*** Given data ***

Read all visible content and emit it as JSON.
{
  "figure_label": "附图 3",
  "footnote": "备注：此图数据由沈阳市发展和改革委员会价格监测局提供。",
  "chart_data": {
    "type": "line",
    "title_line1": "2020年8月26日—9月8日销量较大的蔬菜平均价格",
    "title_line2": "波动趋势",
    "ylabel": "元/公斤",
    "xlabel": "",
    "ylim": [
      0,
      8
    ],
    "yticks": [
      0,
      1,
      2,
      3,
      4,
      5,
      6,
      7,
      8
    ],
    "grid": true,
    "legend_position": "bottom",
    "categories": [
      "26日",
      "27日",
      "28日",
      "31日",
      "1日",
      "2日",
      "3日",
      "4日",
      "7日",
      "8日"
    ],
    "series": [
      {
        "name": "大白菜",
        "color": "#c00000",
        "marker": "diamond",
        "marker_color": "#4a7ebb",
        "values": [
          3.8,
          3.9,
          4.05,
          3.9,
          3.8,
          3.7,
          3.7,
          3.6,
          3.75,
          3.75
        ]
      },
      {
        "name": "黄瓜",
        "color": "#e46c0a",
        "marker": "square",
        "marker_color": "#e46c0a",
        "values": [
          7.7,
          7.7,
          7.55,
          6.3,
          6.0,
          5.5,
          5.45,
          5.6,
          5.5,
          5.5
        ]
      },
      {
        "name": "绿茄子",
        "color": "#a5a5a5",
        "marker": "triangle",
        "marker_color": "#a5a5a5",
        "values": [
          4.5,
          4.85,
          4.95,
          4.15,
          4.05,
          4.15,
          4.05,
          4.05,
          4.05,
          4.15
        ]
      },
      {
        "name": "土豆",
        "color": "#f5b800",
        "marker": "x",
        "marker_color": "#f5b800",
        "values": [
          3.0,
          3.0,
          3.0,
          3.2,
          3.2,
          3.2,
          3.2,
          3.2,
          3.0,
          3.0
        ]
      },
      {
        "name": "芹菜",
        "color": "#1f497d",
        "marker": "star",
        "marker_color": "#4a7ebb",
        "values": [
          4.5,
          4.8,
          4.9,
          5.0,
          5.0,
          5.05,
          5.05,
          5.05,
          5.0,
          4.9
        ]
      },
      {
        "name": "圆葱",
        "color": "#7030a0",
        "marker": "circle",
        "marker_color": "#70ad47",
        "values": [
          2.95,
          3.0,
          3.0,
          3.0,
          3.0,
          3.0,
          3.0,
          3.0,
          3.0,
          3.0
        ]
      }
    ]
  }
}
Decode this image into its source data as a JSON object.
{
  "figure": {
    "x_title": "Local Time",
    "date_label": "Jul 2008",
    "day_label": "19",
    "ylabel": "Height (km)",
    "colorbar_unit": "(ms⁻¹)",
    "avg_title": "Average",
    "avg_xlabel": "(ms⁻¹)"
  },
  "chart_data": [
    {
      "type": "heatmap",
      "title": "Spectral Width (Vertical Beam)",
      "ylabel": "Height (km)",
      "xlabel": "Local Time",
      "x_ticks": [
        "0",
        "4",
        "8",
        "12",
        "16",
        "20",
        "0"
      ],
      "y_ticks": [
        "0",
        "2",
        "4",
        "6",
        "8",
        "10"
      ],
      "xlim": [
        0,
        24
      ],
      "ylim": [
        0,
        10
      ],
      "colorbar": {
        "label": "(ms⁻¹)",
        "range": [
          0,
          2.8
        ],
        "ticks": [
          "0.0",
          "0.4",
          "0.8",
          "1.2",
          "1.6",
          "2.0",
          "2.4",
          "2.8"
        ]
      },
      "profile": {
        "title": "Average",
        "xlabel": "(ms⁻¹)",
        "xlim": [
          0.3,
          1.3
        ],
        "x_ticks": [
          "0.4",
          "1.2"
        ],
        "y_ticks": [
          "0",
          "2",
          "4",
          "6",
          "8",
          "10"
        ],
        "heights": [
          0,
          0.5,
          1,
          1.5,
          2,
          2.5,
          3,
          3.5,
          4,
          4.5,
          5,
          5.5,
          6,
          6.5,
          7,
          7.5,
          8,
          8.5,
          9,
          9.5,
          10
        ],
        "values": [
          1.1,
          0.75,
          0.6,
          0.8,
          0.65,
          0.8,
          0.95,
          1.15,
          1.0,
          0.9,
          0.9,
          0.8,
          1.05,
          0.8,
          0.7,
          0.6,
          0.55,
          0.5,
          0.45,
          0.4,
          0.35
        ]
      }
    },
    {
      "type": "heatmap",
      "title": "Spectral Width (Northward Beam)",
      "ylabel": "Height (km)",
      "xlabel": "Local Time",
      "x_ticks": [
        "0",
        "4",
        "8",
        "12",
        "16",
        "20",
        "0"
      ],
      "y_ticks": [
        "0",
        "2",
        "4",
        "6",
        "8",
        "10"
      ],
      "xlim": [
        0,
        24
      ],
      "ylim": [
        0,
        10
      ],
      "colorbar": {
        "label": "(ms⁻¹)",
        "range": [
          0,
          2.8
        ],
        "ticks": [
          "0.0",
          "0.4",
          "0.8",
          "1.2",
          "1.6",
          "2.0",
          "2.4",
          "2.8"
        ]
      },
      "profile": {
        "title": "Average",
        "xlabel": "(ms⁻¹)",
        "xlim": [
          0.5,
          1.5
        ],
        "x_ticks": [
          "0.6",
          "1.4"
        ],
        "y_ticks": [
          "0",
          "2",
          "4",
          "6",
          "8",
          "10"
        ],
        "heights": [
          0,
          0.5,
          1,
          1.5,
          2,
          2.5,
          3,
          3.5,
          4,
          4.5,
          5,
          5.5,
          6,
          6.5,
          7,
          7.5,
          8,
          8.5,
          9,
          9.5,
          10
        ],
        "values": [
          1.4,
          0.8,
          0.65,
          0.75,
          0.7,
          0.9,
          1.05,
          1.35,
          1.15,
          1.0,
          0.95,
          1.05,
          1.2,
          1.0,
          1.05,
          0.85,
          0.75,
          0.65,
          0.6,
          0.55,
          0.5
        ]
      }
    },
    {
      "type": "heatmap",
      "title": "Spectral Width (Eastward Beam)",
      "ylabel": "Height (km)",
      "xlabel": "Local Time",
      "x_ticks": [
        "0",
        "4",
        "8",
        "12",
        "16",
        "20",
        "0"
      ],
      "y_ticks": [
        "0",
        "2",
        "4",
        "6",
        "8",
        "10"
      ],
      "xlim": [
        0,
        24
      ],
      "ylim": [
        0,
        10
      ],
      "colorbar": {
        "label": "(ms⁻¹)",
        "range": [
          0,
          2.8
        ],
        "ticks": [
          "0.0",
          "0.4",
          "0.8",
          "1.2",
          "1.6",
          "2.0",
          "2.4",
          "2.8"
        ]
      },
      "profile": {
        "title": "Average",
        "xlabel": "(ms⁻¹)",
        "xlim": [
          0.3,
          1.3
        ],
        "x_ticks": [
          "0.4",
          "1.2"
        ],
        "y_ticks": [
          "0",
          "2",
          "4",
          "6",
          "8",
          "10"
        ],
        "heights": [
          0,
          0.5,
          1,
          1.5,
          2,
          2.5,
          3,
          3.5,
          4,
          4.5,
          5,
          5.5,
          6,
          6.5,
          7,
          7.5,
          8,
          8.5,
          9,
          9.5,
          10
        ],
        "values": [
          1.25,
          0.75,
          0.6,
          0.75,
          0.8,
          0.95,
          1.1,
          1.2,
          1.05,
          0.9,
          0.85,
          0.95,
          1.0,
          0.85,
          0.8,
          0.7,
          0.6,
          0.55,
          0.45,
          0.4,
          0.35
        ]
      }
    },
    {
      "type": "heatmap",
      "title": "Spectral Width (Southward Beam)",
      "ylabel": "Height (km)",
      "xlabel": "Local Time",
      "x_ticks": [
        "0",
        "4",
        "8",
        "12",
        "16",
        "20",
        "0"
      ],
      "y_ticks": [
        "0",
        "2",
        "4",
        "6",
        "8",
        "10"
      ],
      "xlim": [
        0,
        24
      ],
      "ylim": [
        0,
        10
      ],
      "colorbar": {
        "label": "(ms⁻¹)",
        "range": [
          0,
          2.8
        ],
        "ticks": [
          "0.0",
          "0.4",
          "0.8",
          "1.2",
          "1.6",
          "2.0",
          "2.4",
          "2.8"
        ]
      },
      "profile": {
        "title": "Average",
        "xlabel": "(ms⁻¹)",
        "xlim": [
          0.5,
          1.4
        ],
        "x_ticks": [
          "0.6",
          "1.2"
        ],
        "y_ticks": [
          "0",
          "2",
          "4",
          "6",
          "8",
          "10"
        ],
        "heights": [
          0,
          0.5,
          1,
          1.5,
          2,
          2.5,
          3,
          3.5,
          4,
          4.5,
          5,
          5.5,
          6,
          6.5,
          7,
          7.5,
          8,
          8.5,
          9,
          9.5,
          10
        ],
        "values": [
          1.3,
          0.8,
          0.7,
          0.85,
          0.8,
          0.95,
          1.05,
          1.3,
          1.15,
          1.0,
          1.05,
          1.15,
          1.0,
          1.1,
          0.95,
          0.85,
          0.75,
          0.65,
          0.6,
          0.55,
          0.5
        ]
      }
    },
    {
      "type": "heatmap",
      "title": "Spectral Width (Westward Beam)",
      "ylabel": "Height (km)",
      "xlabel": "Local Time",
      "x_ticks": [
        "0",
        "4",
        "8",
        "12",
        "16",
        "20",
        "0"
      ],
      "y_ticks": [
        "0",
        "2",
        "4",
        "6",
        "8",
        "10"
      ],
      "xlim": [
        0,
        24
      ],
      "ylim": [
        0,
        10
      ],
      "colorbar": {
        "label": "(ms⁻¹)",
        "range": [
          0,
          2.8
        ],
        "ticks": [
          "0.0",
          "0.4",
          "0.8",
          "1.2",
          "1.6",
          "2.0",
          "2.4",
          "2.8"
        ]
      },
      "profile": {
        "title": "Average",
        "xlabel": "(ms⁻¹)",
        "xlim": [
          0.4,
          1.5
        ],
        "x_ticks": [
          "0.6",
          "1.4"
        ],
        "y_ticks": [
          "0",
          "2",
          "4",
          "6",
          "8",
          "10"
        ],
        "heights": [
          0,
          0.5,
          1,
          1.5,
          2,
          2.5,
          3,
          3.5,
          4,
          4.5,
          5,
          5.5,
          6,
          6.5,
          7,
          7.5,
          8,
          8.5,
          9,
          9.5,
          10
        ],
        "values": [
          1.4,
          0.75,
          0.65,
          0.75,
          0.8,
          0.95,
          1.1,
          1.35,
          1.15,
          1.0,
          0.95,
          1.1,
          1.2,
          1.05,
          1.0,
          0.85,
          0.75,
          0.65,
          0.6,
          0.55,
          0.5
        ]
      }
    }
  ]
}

***

Consider the entries above and return each line with the string "Beam".

      "title": "Spectral Width (Vertical Beam)",
      "title": "Spectral Width (Northward Beam)",
      "title": "Spectral Width (Eastward Beam)",
      "title": "Spectral Width (Southward Beam)",
      "title": "Spectral Width (Westward Beam)",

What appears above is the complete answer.